EXERCISE AIM = Work out how many lines hold the string "Growth". The answer is a single number, nothing more.

Data tied to figure images

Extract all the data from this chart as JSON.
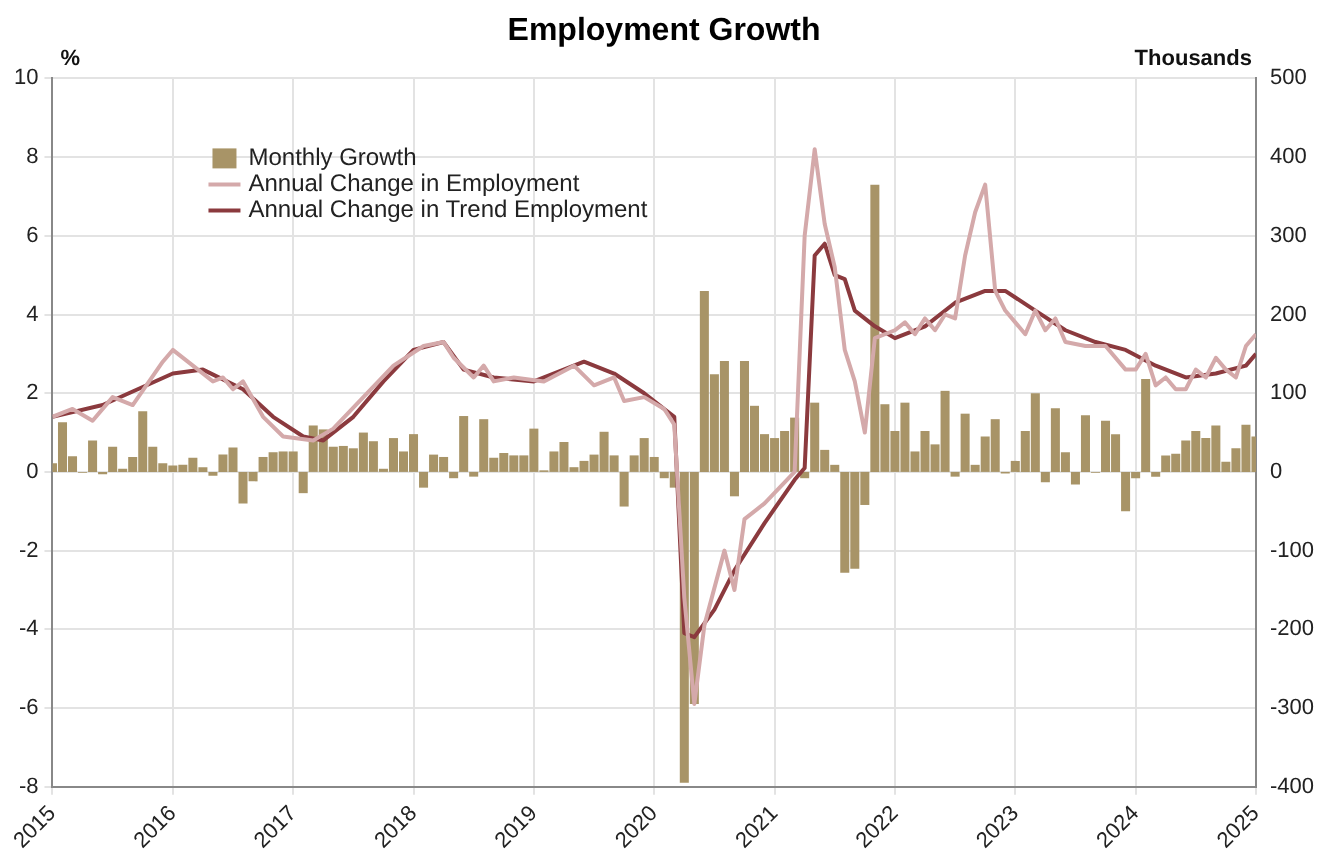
{
  "chart_data": {
    "type": "bar",
    "title": "Employment Growth",
    "ylabel": "%",
    "y2label": "Thousands",
    "x": [
      "2015-01",
      "2015-02",
      "2015-03",
      "2015-04",
      "2015-05",
      "2015-06",
      "2015-07",
      "2015-08",
      "2015-09",
      "2015-10",
      "2015-11",
      "2015-12",
      "2016-01",
      "2016-02",
      "2016-03",
      "2016-04",
      "2016-05",
      "2016-06",
      "2016-07",
      "2016-08",
      "2016-09",
      "2016-10",
      "2016-11",
      "2016-12",
      "2017-01",
      "2017-02",
      "2017-03",
      "2017-04",
      "2017-05",
      "2017-06",
      "2017-07",
      "2017-08",
      "2017-09",
      "2017-10",
      "2017-11",
      "2017-12",
      "2018-01",
      "2018-02",
      "2018-03",
      "2018-04",
      "2018-05",
      "2018-06",
      "2018-07",
      "2018-08",
      "2018-09",
      "2018-10",
      "2018-11",
      "2018-12",
      "2019-01",
      "2019-02",
      "2019-03",
      "2019-04",
      "2019-05",
      "2019-06",
      "2019-07",
      "2019-08",
      "2019-09",
      "2019-10",
      "2019-11",
      "2019-12",
      "2020-01",
      "2020-02",
      "2020-03",
      "2020-04",
      "2020-05",
      "2020-06",
      "2020-07",
      "2020-08",
      "2020-09",
      "2020-10",
      "2020-11",
      "2020-12",
      "2021-01",
      "2021-02",
      "2021-03",
      "2021-04",
      "2021-05",
      "2021-06",
      "2021-07",
      "2021-08",
      "2021-09",
      "2021-10",
      "2021-11",
      "2021-12",
      "2022-01",
      "2022-02",
      "2022-03",
      "2022-04",
      "2022-05",
      "2022-06",
      "2022-07",
      "2022-08",
      "2022-09",
      "2022-10",
      "2022-11",
      "2022-12",
      "2023-01",
      "2023-02",
      "2023-03",
      "2023-04",
      "2023-05",
      "2023-06",
      "2023-07",
      "2023-08",
      "2023-09",
      "2023-10",
      "2023-11",
      "2023-12",
      "2024-01",
      "2024-02",
      "2024-03",
      "2024-04",
      "2024-05",
      "2024-06",
      "2024-07",
      "2024-08",
      "2024-09",
      "2024-10",
      "2024-11",
      "2024-12",
      "2025-01"
    ],
    "series": [
      {
        "name": "Monthly Growth",
        "axis": "y2",
        "color": "#a89467",
        "values": [
          11,
          63,
          20,
          -1,
          40,
          -3,
          32,
          4,
          19,
          77,
          32,
          11,
          8,
          9,
          18,
          6,
          -5,
          22,
          31,
          -40,
          -12,
          19,
          25,
          26,
          26,
          -27,
          59,
          54,
          32,
          33,
          30,
          50,
          39,
          4,
          43,
          26,
          48,
          -20,
          22,
          19,
          -8,
          71,
          -6,
          67,
          18,
          24,
          21,
          21,
          55,
          2,
          26,
          38,
          6,
          14,
          22,
          51,
          21,
          -44,
          21,
          43,
          19,
          -8,
          -20,
          -395,
          -295,
          230,
          124,
          141,
          -31,
          141,
          84,
          48,
          43,
          52,
          69,
          -8,
          88,
          28,
          9,
          -128,
          -123,
          -42,
          365,
          86,
          52,
          88,
          26,
          52,
          35,
          103,
          -6,
          74,
          9,
          45,
          67,
          -2,
          14,
          52,
          100,
          -13,
          81,
          25,
          -16,
          72,
          -1,
          65,
          48,
          -50,
          -8,
          118,
          -6,
          21,
          23,
          40,
          52,
          43,
          59,
          13,
          30,
          60,
          45
        ]
      },
      {
        "name": "Annual Change in Employment",
        "type": "line",
        "axis": "y",
        "color": "#d4a9aa",
        "x": [
          "2015-01",
          "2015-03",
          "2015-05",
          "2015-07",
          "2015-09",
          "2015-12",
          "2016-01",
          "2016-03",
          "2016-05",
          "2016-06",
          "2016-07",
          "2016-08",
          "2016-10",
          "2016-12",
          "2017-03",
          "2017-05",
          "2017-08",
          "2017-11",
          "2018-02",
          "2018-04",
          "2018-05",
          "2018-07",
          "2018-08",
          "2018-09",
          "2018-11",
          "2019-02",
          "2019-05",
          "2019-07",
          "2019-09",
          "2019-10",
          "2019-12",
          "2020-02",
          "2020-03",
          "2020-04",
          "2020-05",
          "2020-06",
          "2020-08",
          "2020-09",
          "2020-10",
          "2020-12",
          "2021-03",
          "2021-04",
          "2021-05",
          "2021-06",
          "2021-07",
          "2021-08",
          "2021-09",
          "2021-10",
          "2021-11",
          "2022-01",
          "2022-02",
          "2022-03",
          "2022-04",
          "2022-05",
          "2022-06",
          "2022-07",
          "2022-08",
          "2022-09",
          "2022-10",
          "2022-11",
          "2022-12",
          "2023-01",
          "2023-02",
          "2023-03",
          "2023-04",
          "2023-05",
          "2023-06",
          "2023-08",
          "2023-10",
          "2023-12",
          "2024-01",
          "2024-02",
          "2024-03",
          "2024-04",
          "2024-05",
          "2024-06",
          "2024-07",
          "2024-08",
          "2024-09",
          "2024-10",
          "2024-11",
          "2024-12",
          "2025-01"
        ],
        "values": [
          1.4,
          1.6,
          1.3,
          1.9,
          1.7,
          2.8,
          3.1,
          2.7,
          2.3,
          2.4,
          2.1,
          2.3,
          1.4,
          0.9,
          0.8,
          1.1,
          1.9,
          2.7,
          3.2,
          3.3,
          2.9,
          2.4,
          2.7,
          2.3,
          2.4,
          2.3,
          2.7,
          2.2,
          2.4,
          1.8,
          1.9,
          1.6,
          1.2,
          -3.2,
          -5.9,
          -3.9,
          -2.0,
          -3.0,
          -1.2,
          -0.8,
          0.0,
          6.0,
          8.2,
          6.3,
          5.2,
          3.1,
          2.3,
          1.0,
          3.4,
          3.6,
          3.8,
          3.5,
          3.9,
          3.6,
          4.0,
          3.9,
          5.5,
          6.6,
          7.3,
          4.6,
          4.1,
          3.8,
          3.5,
          4.1,
          3.6,
          3.9,
          3.3,
          3.2,
          3.2,
          2.6,
          2.6,
          3.0,
          2.2,
          2.4,
          2.1,
          2.1,
          2.6,
          2.4,
          2.9,
          2.6,
          2.4,
          3.2,
          3.5
        ]
      },
      {
        "name": "Annual Change in Trend Employment",
        "type": "line",
        "axis": "y",
        "color": "#8b3a3e",
        "x": [
          "2015-01",
          "2015-06",
          "2016-01",
          "2016-04",
          "2016-08",
          "2016-11",
          "2017-02",
          "2017-04",
          "2017-07",
          "2017-10",
          "2018-01",
          "2018-04",
          "2018-06",
          "2018-09",
          "2019-01",
          "2019-06",
          "2019-09",
          "2019-12",
          "2020-02",
          "2020-03",
          "2020-04",
          "2020-05",
          "2020-07",
          "2020-09",
          "2020-12",
          "2021-03",
          "2021-04",
          "2021-05",
          "2021-06",
          "2021-07",
          "2021-08",
          "2021-09",
          "2021-11",
          "2022-01",
          "2022-04",
          "2022-07",
          "2022-10",
          "2022-12",
          "2023-03",
          "2023-06",
          "2023-09",
          "2023-12",
          "2024-03",
          "2024-06",
          "2024-09",
          "2024-12",
          "2025-01"
        ],
        "values": [
          1.4,
          1.7,
          2.5,
          2.6,
          2.1,
          1.4,
          0.9,
          0.8,
          1.4,
          2.3,
          3.1,
          3.3,
          2.6,
          2.4,
          2.3,
          2.8,
          2.5,
          2.0,
          1.6,
          1.4,
          -4.1,
          -4.2,
          -3.5,
          -2.5,
          -1.3,
          -0.2,
          0.1,
          5.5,
          5.8,
          5.0,
          4.9,
          4.1,
          3.7,
          3.4,
          3.7,
          4.3,
          4.6,
          4.6,
          4.1,
          3.6,
          3.3,
          3.1,
          2.7,
          2.4,
          2.5,
          2.7,
          3.0
        ]
      }
    ],
    "xlim": [
      "2015",
      "2025-01"
    ],
    "xticks": [
      "2015",
      "2016",
      "2017",
      "2018",
      "2019",
      "2020",
      "2021",
      "2022",
      "2023",
      "2024",
      "2025"
    ],
    "ylim": [
      -8,
      10
    ],
    "yticks": [
      -8,
      -6,
      -4,
      -2,
      0,
      2,
      4,
      6,
      8,
      10
    ],
    "y2lim": [
      -400,
      500
    ],
    "y2ticks": [
      -400,
      -300,
      -200,
      -100,
      0,
      100,
      200,
      300,
      400,
      500
    ],
    "grid": true,
    "legend": "top left",
    "marker": "none",
    "line_style": "solid"
  }
}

EXERCISE RESULT = 2